## CHALLENGE
Determine how many lines below hold the string "المقسوم". Reply with the number alone.

## INPUT RECORDS
::::

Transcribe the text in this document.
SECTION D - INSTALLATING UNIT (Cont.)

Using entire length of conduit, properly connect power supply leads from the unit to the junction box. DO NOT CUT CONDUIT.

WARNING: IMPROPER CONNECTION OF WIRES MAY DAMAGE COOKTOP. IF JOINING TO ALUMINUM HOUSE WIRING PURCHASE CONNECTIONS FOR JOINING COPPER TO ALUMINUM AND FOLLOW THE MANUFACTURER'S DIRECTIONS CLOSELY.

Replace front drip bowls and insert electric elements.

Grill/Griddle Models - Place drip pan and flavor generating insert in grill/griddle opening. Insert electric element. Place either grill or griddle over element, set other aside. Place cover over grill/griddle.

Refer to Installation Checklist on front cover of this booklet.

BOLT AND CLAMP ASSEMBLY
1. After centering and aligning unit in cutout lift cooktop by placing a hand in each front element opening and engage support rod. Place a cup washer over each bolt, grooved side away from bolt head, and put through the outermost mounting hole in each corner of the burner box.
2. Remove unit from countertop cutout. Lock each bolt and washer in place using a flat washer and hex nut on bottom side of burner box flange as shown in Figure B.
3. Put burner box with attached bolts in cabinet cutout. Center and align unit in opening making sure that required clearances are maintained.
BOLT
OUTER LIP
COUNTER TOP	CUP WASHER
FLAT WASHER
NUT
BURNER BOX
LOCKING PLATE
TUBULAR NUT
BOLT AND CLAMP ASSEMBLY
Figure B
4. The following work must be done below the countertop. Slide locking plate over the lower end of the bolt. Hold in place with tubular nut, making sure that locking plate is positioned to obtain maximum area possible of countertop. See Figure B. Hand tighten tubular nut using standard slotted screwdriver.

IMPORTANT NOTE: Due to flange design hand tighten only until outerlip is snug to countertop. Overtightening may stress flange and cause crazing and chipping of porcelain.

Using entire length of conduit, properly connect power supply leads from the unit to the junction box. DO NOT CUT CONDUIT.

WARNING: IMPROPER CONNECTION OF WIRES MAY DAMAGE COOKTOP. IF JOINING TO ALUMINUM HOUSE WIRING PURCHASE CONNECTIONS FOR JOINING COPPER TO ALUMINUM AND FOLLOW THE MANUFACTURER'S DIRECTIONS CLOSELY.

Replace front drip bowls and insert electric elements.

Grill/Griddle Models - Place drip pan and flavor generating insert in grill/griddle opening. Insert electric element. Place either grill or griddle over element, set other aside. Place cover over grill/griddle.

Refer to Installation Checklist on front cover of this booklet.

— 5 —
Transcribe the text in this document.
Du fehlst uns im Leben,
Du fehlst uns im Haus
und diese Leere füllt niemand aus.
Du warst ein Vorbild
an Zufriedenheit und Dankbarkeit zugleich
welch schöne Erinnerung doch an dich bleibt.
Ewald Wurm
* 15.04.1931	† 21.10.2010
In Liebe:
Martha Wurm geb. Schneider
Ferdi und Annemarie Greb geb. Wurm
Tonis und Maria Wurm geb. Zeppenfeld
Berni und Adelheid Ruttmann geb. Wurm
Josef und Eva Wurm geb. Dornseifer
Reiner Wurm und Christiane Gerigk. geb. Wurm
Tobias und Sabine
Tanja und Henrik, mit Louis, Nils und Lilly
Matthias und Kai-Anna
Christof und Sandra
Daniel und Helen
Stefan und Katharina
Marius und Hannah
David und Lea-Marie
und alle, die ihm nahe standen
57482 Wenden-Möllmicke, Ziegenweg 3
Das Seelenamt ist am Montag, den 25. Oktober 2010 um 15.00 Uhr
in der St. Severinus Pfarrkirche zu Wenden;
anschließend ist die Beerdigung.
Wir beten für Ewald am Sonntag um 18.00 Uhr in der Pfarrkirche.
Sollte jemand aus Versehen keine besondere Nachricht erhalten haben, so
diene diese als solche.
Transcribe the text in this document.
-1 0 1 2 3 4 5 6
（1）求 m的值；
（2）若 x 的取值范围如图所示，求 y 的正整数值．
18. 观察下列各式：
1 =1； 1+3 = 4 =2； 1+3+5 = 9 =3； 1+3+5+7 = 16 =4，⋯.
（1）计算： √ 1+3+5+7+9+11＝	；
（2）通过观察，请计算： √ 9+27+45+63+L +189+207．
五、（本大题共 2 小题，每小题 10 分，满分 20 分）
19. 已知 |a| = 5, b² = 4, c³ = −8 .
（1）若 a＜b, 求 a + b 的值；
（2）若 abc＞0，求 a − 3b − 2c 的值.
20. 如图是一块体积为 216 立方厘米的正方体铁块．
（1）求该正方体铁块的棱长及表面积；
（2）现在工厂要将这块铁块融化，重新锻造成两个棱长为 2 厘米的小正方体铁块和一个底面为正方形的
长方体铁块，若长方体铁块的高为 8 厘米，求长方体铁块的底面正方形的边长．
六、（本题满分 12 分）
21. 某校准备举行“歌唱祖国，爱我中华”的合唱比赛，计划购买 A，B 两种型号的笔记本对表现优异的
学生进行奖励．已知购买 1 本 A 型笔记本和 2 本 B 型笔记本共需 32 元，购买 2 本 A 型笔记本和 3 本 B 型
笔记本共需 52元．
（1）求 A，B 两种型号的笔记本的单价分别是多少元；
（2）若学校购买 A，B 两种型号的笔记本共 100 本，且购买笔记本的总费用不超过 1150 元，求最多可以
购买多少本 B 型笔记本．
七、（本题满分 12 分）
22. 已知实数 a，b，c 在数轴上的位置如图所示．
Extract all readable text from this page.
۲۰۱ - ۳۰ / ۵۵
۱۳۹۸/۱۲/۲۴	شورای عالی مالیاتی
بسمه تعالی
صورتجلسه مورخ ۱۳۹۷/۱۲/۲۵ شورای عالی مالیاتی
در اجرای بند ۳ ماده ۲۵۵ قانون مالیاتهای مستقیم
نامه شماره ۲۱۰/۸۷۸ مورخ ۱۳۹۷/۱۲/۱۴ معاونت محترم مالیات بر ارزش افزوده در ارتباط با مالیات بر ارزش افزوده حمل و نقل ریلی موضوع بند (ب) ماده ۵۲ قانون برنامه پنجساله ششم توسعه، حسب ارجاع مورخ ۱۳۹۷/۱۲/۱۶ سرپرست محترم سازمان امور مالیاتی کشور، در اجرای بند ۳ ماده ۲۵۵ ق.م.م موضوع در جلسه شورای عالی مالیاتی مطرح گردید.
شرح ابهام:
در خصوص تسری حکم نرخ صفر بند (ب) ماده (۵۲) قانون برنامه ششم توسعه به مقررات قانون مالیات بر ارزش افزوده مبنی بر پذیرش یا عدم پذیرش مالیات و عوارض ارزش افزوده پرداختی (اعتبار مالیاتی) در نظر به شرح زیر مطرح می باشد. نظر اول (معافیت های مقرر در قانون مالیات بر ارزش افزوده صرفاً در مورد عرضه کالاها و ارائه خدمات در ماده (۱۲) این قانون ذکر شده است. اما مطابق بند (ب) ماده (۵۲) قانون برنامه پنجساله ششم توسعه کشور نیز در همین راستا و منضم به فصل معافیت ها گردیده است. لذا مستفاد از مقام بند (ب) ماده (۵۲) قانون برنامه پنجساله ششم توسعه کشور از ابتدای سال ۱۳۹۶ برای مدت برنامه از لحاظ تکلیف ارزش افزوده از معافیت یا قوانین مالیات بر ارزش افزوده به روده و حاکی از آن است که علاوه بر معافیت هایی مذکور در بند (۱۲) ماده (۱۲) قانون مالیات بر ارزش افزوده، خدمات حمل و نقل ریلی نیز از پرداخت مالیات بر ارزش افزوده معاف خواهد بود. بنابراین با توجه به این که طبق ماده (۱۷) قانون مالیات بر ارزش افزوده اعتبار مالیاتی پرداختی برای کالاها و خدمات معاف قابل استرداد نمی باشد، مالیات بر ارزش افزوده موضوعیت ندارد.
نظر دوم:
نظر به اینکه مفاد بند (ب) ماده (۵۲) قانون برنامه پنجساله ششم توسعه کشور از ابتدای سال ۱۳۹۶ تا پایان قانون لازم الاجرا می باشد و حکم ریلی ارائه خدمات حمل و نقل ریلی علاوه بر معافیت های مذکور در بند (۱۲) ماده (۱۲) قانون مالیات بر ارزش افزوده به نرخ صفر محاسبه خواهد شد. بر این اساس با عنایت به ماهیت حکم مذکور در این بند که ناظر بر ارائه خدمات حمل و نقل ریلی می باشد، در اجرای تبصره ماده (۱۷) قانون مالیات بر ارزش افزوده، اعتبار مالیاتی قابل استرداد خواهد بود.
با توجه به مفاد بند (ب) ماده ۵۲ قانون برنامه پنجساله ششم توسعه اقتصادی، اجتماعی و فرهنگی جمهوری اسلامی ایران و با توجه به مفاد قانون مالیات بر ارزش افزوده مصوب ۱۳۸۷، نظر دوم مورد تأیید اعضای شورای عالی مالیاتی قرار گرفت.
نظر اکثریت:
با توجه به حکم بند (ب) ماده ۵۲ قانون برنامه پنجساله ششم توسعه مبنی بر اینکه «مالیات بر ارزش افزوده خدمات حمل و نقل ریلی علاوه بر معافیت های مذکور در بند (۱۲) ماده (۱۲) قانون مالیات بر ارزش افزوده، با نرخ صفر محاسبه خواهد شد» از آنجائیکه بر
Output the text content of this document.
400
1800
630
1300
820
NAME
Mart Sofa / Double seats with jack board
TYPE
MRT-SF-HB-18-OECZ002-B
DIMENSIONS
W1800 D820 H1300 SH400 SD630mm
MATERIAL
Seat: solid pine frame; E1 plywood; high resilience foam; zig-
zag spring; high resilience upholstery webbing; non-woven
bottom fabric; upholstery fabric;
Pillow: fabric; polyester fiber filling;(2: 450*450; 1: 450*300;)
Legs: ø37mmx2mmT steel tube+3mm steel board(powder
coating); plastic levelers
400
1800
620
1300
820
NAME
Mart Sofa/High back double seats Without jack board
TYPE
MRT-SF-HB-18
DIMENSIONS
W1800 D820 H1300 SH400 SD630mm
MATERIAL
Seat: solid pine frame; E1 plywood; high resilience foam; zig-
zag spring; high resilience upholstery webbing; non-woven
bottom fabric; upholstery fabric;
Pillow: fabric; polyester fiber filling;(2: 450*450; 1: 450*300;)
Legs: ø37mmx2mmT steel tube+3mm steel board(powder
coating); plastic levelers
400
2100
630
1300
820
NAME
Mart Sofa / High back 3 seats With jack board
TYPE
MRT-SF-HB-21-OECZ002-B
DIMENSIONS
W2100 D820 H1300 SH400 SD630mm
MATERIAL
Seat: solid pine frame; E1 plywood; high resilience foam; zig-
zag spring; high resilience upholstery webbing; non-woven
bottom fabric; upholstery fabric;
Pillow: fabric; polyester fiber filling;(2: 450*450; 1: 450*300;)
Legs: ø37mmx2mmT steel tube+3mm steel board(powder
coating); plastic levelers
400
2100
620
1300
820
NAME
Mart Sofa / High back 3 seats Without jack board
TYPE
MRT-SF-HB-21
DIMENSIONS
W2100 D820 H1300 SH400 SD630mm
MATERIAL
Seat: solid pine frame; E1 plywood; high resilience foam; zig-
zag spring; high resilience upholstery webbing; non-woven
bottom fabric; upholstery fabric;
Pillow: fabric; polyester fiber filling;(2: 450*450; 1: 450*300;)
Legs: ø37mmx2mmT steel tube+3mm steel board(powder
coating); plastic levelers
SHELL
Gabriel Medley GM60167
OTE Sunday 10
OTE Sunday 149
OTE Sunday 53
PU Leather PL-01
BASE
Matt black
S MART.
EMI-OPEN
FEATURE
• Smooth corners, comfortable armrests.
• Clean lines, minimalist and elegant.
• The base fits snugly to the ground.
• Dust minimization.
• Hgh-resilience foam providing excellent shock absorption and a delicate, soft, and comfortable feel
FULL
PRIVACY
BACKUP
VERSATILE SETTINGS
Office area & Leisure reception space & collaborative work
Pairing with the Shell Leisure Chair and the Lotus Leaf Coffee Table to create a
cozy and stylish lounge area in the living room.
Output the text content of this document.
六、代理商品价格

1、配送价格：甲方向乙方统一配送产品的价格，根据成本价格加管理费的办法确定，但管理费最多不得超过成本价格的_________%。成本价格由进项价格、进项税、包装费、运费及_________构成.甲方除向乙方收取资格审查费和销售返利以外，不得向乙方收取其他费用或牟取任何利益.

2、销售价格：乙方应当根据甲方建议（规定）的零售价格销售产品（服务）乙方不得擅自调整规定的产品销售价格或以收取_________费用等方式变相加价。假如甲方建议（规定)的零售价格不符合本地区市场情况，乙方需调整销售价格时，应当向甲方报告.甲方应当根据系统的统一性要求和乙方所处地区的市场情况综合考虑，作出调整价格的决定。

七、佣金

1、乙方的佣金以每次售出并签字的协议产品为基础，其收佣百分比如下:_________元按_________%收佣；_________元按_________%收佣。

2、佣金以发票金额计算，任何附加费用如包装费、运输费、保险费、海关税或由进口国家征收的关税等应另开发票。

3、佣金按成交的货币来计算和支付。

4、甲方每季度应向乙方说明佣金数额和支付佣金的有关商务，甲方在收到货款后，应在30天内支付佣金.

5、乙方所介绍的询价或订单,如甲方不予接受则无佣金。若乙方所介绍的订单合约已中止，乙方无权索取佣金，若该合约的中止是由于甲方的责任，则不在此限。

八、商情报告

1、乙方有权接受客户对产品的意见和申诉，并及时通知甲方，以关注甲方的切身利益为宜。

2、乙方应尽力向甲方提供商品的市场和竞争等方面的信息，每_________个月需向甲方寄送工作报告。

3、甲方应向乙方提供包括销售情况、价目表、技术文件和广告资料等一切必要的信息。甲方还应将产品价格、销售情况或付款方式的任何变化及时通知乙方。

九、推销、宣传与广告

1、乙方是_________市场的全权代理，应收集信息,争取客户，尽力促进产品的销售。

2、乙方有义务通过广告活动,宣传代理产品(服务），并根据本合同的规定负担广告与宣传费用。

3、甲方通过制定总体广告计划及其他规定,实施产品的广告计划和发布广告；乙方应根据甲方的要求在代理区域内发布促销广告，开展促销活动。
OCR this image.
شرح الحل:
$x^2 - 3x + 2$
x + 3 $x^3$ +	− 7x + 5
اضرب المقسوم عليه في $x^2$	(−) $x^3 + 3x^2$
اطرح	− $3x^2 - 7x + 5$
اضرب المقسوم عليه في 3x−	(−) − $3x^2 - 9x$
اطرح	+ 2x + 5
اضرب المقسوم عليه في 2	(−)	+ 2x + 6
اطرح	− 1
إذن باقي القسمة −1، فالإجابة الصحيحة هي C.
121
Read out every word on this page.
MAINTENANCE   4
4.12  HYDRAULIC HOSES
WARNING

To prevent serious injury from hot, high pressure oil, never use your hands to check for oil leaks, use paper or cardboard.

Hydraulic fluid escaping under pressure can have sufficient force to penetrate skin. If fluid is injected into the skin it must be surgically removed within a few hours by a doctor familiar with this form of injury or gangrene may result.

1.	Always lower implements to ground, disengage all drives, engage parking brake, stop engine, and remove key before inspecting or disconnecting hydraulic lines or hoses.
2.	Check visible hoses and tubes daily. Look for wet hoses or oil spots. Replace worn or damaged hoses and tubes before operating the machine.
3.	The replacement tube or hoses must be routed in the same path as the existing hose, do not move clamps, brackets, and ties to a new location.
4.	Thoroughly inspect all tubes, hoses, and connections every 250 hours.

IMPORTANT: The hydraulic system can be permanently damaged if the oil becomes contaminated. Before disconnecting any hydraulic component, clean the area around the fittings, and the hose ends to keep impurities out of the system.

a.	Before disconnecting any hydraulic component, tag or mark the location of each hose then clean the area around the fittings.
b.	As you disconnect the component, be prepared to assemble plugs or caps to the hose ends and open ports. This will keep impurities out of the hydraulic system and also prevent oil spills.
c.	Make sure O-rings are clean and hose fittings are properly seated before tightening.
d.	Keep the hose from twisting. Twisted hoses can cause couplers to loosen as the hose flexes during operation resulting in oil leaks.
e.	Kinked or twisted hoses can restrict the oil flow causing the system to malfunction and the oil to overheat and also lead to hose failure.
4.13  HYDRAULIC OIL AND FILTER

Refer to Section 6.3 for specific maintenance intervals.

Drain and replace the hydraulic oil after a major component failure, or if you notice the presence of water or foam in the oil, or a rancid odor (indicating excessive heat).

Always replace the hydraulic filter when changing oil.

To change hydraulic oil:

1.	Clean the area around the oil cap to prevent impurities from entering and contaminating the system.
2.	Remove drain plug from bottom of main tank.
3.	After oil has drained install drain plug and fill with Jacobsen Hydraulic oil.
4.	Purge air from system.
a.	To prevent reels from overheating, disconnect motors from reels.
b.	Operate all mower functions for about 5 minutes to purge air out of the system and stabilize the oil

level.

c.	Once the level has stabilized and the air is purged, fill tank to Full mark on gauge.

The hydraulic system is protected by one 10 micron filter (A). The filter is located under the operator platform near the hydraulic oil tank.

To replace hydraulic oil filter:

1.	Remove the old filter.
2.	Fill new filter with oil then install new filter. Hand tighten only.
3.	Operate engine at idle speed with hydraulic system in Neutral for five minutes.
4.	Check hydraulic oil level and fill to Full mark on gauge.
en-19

::::

## SOLUTION FOR THIS TASK
3